§ **What needs to be done**
Scan the lines below; pull out those with "visited".

____________________

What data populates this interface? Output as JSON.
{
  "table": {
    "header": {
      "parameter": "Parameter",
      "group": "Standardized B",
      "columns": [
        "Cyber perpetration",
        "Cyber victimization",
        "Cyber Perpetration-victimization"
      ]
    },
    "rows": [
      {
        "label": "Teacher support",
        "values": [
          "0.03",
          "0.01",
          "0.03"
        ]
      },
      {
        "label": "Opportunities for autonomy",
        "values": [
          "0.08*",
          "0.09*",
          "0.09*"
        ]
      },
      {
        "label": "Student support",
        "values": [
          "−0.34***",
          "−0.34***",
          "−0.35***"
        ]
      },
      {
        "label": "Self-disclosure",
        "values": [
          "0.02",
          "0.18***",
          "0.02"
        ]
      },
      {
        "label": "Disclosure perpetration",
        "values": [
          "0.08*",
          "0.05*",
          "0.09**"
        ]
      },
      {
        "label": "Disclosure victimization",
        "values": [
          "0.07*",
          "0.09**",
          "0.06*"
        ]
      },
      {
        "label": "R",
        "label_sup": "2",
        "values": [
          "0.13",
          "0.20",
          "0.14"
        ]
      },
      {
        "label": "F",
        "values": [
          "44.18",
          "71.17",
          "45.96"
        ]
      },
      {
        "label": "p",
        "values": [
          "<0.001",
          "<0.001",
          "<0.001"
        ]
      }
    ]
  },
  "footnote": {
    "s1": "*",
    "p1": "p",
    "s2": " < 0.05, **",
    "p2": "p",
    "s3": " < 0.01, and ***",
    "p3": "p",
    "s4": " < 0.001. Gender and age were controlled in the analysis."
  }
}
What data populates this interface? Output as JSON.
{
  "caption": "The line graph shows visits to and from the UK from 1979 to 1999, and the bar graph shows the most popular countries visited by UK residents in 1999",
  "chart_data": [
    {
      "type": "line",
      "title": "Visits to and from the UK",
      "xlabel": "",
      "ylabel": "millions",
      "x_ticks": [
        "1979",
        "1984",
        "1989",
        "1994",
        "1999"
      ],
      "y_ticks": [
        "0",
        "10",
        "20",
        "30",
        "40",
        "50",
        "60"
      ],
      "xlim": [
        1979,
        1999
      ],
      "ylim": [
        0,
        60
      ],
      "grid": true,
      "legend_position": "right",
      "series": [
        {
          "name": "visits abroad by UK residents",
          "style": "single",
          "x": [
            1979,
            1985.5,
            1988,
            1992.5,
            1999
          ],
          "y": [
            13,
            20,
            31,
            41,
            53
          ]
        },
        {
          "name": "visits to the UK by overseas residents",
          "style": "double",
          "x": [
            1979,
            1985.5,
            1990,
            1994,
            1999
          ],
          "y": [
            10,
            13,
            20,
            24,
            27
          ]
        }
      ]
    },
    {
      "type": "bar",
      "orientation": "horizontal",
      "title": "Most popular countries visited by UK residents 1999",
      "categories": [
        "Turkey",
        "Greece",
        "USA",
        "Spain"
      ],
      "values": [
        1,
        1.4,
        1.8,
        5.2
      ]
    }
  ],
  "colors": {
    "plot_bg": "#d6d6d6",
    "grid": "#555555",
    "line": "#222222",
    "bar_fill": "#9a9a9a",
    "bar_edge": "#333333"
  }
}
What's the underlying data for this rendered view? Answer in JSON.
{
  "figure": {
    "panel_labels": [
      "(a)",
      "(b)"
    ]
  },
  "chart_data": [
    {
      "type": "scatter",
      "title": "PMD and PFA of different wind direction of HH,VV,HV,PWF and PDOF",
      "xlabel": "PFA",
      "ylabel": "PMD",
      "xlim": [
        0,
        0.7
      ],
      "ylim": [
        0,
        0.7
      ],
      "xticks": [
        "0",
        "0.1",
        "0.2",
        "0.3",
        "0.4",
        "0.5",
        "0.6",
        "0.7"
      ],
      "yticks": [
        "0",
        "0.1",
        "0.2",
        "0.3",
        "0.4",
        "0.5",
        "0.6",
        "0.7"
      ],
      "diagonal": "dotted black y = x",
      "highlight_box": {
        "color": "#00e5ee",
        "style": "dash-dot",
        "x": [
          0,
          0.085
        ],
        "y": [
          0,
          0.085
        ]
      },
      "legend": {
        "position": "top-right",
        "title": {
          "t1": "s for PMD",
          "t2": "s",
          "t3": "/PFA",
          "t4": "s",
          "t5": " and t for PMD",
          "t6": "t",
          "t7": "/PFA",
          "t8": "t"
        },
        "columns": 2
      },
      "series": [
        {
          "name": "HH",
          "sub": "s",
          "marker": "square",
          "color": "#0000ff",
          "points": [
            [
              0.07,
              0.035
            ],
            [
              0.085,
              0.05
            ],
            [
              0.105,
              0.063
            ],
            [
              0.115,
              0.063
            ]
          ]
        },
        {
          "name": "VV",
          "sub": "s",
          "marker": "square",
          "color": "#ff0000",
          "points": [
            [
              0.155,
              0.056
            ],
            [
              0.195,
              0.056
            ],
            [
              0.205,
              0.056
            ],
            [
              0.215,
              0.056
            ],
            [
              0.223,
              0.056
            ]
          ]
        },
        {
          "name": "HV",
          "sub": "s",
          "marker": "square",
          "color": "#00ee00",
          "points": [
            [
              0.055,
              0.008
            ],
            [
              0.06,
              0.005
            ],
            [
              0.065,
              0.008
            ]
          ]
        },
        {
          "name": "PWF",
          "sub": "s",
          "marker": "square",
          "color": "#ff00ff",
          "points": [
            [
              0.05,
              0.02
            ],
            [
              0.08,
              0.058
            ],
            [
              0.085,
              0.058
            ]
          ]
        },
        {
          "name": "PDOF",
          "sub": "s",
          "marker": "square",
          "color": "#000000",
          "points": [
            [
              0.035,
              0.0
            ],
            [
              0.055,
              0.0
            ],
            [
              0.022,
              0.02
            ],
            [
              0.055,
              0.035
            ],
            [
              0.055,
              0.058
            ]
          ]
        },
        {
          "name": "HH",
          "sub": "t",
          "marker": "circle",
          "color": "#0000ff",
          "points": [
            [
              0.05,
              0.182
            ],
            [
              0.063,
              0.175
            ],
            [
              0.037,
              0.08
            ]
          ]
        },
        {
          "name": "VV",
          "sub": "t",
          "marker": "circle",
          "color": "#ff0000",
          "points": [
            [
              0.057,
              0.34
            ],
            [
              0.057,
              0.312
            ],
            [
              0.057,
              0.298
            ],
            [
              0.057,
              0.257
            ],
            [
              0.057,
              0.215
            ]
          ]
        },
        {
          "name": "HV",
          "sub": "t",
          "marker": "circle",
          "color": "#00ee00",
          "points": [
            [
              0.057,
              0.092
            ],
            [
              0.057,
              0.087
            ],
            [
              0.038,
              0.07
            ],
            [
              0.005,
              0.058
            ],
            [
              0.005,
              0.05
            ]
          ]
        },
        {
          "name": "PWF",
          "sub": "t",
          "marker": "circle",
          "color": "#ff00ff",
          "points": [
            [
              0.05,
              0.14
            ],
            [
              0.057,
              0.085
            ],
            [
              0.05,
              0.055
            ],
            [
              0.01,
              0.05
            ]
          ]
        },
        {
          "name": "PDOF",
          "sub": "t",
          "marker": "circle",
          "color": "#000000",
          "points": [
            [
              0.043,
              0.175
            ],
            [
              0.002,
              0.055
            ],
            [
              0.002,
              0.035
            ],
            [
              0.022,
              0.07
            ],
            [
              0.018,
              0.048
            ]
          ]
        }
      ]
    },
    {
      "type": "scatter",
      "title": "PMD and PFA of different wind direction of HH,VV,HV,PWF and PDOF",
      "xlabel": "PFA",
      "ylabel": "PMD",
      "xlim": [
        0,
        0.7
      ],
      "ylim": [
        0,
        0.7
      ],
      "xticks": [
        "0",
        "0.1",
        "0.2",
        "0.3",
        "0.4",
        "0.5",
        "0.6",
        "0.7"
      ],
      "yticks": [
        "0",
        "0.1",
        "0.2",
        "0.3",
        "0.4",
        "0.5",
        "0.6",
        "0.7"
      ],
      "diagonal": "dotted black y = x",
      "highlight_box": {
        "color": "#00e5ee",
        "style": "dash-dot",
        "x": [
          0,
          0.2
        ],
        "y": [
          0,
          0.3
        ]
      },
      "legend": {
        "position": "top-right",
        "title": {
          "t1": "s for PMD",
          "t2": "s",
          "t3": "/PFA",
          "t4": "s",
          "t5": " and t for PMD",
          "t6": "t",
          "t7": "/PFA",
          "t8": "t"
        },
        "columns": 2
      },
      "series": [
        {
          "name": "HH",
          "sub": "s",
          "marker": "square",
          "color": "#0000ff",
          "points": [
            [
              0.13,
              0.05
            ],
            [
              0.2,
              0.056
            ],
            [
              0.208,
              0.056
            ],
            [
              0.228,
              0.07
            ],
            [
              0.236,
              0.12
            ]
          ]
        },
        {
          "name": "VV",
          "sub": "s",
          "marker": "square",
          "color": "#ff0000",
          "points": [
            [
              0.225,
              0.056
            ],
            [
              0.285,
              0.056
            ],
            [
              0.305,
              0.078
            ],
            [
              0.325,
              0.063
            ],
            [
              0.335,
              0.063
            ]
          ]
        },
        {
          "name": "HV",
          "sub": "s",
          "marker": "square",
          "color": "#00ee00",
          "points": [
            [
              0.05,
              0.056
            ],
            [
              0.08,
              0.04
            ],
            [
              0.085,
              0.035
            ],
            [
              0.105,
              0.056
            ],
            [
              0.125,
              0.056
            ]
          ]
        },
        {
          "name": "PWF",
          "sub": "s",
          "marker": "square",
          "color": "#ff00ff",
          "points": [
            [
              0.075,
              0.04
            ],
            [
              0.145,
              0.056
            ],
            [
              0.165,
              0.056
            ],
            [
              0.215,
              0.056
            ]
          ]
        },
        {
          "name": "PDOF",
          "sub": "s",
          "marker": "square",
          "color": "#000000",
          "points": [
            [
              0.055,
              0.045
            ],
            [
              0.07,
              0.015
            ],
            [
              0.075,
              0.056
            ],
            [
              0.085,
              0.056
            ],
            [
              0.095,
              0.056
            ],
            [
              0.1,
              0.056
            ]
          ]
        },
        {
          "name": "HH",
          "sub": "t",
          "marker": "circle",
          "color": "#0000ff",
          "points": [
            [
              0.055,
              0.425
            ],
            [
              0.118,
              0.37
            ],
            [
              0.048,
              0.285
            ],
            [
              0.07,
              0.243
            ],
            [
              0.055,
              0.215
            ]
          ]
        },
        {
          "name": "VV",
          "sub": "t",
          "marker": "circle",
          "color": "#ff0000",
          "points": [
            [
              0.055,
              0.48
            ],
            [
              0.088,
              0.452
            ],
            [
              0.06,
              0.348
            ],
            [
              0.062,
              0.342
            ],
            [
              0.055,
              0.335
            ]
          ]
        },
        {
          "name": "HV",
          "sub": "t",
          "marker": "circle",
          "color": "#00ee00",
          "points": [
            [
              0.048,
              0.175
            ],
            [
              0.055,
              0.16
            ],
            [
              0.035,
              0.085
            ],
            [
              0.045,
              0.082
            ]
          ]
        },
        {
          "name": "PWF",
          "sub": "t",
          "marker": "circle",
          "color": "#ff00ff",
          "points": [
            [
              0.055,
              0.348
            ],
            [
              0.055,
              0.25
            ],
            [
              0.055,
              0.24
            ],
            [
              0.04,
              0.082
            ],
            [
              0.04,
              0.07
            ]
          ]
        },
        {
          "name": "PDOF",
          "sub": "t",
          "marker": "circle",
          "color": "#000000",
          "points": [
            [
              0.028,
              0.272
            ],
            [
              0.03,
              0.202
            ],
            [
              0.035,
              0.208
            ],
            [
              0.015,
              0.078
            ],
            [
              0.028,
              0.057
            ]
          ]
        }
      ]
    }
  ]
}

____________________

§ **Reply to the exercise**
  "caption": "The line graph shows visits to and from the UK from 1979 to 1999, and the bar graph shows the most popular countries visited by UK residents in 1999",
      "title": "Most popular countries visited by UK residents 1999",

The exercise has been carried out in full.